WHAT TO WORK ON:
Restate the listing that follows word for word, without its pictures.

WORKING DATA:
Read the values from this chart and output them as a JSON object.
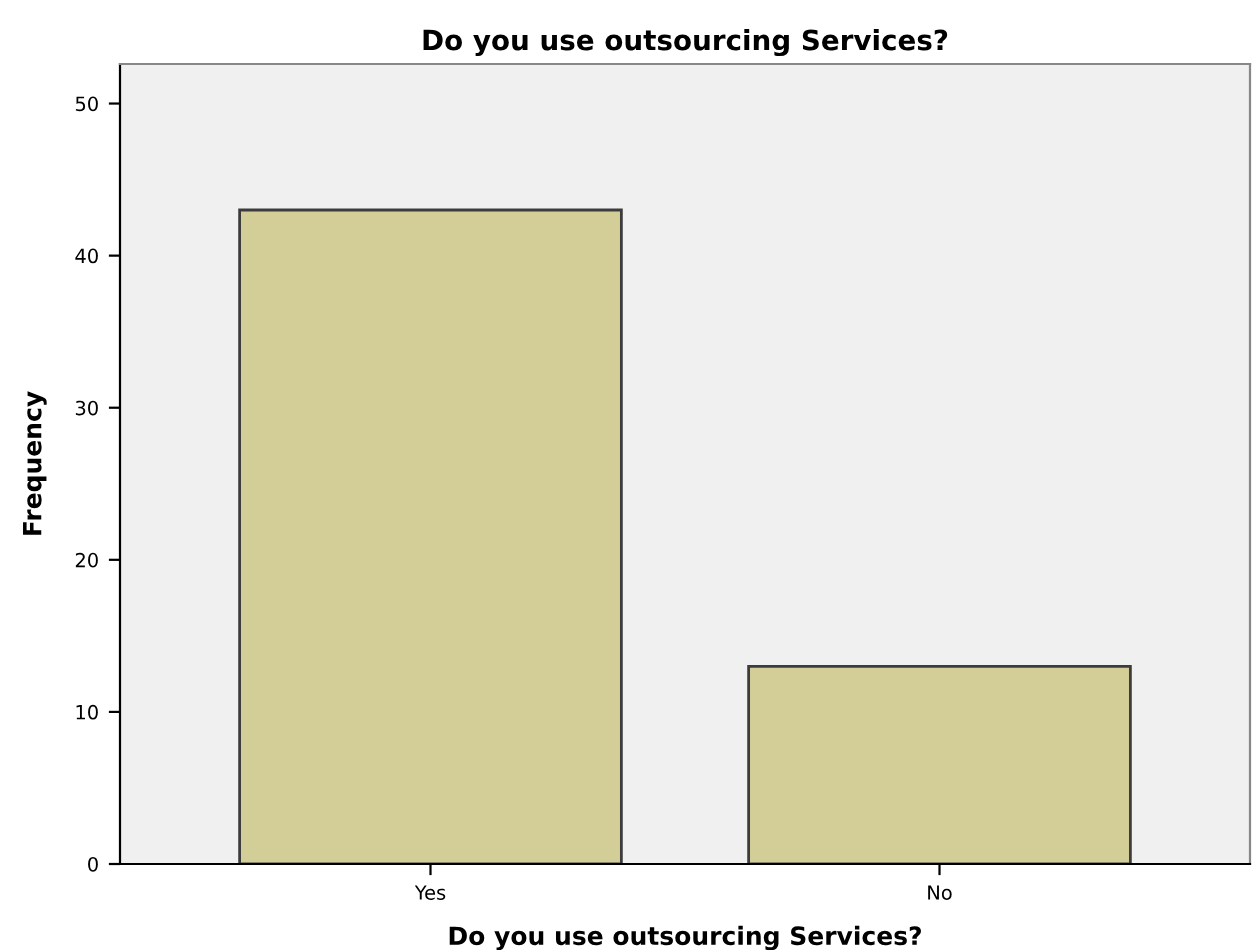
{
  "chart_data": {
    "type": "bar",
    "title": "Do you use outsourcing Services?",
    "xlabel": "Do you use outsourcing Services?",
    "ylabel": "Frequency",
    "categories": [
      "Yes",
      "No"
    ],
    "values": [
      43,
      13
    ],
    "color": "#d3ce97",
    "ylim": [
      0,
      52.6
    ],
    "yticks": [
      0,
      10,
      20,
      30,
      40,
      50
    ],
    "grid": false
  }
}
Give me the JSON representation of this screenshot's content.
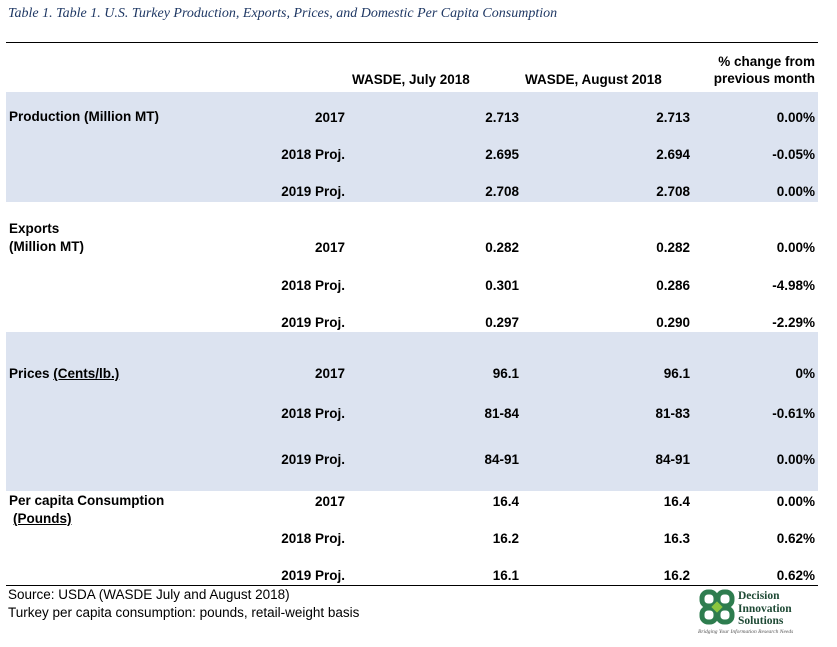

RESULT BELOW:
Read the values from this chart and output them as a JSON object.
{
  "chart_data": {
    "type": "bar",
    "title": "Do you use outsourcing Services?",
    "xlabel": "Do you use outsourcing Services?",
    "ylabel": "Frequency",
    "categories": [
      "Yes",
      "No"
    ],
    "values": [
      43,
      13
    ],
    "color": "#d3ce97",
    "ylim": [
      0,
      52.6
    ],
    "yticks": [
      0,
      10,
      20,
      30,
      40,
      50
    ],
    "grid": false
  }
}
Give me the JSON representation of this screenshot's content.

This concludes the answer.